-- BEGIN Records --

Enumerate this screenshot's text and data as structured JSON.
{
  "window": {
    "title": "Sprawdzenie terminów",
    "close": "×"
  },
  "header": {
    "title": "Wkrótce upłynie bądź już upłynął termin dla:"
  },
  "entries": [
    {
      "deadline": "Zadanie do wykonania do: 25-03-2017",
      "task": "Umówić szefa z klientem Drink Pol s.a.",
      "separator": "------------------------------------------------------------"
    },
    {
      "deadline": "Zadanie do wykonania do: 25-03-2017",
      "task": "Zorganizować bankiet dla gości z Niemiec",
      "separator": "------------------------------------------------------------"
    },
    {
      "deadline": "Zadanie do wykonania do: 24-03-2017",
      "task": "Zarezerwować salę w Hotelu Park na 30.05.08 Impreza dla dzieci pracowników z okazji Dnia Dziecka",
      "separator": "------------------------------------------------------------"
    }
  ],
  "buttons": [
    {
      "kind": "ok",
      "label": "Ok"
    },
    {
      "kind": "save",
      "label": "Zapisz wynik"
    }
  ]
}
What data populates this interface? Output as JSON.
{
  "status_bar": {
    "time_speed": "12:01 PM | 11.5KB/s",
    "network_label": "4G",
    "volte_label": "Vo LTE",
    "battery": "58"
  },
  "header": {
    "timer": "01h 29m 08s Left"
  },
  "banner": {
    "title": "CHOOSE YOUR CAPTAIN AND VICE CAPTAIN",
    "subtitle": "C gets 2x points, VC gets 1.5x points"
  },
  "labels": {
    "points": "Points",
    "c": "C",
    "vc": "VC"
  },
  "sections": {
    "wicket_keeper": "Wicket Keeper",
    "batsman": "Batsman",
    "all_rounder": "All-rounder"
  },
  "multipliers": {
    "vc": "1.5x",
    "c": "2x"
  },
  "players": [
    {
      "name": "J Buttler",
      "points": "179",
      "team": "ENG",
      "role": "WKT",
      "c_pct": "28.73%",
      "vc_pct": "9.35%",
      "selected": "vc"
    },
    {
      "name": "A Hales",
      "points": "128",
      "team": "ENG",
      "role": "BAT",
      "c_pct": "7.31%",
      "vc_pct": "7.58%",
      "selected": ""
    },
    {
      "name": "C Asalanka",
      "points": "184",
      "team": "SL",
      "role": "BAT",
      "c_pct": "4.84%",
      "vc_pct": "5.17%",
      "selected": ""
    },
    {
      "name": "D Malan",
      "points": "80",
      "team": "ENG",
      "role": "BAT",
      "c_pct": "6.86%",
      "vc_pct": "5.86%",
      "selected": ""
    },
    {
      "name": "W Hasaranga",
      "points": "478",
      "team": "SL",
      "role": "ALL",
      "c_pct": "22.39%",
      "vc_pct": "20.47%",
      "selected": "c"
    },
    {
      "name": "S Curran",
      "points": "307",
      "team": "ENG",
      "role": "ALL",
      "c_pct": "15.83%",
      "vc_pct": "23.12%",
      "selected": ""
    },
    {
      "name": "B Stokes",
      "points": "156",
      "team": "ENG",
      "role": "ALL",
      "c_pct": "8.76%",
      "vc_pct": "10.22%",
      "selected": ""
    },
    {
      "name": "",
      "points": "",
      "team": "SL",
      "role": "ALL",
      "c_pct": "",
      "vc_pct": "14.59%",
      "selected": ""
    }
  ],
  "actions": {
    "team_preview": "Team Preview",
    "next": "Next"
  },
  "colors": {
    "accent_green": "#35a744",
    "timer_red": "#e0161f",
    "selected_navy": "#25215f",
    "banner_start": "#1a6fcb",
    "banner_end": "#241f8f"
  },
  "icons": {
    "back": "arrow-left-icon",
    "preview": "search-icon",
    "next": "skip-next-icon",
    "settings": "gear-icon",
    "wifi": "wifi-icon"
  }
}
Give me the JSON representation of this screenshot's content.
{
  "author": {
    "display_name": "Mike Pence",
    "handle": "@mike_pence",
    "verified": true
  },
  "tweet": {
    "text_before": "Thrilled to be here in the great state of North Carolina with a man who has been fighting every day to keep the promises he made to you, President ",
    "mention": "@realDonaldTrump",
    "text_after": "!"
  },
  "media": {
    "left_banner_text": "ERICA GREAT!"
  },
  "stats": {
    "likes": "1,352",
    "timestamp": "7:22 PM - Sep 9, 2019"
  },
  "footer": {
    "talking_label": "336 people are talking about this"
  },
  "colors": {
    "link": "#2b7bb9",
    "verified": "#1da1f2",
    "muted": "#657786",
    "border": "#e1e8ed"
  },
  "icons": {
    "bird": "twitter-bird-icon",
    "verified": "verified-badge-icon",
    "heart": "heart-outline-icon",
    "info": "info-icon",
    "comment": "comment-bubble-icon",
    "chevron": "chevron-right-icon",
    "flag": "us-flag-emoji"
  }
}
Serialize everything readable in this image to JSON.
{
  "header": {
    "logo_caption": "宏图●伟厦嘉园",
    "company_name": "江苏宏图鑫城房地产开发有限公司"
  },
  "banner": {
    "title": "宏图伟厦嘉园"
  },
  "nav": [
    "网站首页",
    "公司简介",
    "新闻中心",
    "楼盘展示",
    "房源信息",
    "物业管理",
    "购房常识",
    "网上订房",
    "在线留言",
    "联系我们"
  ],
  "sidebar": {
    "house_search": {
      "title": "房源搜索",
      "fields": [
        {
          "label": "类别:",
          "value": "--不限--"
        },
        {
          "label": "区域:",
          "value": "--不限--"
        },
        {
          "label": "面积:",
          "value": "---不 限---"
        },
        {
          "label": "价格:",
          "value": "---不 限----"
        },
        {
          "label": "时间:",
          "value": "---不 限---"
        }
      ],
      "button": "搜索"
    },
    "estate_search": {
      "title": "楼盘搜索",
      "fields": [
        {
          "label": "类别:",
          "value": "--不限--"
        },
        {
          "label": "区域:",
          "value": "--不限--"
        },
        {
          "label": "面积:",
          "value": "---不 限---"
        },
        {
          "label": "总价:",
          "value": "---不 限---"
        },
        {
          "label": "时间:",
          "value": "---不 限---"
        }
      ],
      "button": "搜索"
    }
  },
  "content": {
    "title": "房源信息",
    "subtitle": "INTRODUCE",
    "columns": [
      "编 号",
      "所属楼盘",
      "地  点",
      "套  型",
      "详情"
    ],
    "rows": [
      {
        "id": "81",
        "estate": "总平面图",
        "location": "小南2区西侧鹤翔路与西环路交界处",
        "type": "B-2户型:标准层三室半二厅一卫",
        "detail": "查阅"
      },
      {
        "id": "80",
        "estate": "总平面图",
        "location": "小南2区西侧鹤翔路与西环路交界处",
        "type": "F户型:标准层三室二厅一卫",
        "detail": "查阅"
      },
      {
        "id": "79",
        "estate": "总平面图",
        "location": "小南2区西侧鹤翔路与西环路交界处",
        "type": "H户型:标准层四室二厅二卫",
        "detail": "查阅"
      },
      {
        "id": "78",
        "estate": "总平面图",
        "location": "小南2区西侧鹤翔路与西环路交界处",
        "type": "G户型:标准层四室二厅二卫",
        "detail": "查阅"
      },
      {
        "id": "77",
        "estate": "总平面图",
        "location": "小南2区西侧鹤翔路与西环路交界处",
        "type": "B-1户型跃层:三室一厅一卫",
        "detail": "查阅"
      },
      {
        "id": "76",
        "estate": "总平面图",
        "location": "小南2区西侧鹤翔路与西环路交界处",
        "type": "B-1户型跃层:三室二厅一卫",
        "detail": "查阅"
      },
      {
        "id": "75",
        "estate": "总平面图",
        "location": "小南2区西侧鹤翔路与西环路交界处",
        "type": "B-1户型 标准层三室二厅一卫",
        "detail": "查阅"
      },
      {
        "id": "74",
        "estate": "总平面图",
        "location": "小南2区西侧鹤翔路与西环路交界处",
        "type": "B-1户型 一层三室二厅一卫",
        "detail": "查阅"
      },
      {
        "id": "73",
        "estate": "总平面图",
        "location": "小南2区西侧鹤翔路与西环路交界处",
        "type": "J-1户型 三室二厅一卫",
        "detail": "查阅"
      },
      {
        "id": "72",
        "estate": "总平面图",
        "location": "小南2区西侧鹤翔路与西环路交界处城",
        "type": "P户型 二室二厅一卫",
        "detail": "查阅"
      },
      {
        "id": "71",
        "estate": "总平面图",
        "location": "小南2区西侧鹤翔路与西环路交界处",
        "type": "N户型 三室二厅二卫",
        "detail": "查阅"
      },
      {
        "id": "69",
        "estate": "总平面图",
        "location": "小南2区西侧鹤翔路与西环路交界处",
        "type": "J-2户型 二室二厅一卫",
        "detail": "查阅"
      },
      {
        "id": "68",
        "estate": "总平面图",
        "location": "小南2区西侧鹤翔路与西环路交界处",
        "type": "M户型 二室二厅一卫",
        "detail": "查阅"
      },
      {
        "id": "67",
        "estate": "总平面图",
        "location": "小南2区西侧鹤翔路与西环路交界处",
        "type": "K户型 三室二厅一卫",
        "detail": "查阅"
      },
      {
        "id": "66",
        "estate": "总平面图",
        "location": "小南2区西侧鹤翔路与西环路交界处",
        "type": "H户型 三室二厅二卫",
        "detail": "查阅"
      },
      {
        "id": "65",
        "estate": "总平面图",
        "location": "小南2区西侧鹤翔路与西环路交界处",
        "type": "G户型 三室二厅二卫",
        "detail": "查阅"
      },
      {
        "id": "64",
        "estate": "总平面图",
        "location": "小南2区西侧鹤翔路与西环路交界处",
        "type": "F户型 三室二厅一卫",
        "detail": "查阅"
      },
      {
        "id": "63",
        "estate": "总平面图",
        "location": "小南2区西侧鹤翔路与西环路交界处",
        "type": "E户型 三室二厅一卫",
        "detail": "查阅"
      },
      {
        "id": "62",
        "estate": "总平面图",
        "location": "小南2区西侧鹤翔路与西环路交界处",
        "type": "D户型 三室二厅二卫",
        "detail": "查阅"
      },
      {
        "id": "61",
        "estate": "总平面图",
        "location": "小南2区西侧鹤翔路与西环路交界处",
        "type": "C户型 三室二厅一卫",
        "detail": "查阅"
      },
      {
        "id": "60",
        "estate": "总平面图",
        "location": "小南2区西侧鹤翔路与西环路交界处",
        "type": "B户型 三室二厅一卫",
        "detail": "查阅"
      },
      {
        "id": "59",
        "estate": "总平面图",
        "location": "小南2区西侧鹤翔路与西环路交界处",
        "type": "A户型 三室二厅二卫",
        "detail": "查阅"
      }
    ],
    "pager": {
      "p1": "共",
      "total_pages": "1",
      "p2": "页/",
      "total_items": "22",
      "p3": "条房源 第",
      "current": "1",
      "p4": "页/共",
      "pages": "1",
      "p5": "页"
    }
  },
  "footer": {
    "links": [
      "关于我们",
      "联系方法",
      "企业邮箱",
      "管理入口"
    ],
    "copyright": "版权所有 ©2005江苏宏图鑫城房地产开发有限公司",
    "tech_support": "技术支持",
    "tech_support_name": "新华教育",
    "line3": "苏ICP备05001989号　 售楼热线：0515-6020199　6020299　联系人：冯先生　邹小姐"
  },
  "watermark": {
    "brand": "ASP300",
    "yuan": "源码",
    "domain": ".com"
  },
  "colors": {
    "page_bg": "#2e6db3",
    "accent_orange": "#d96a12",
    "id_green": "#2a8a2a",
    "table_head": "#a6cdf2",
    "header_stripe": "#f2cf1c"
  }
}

-- END Records --

Looking at the records above, tally the lines holding "data" and reply with that number only.

** Written solution **
2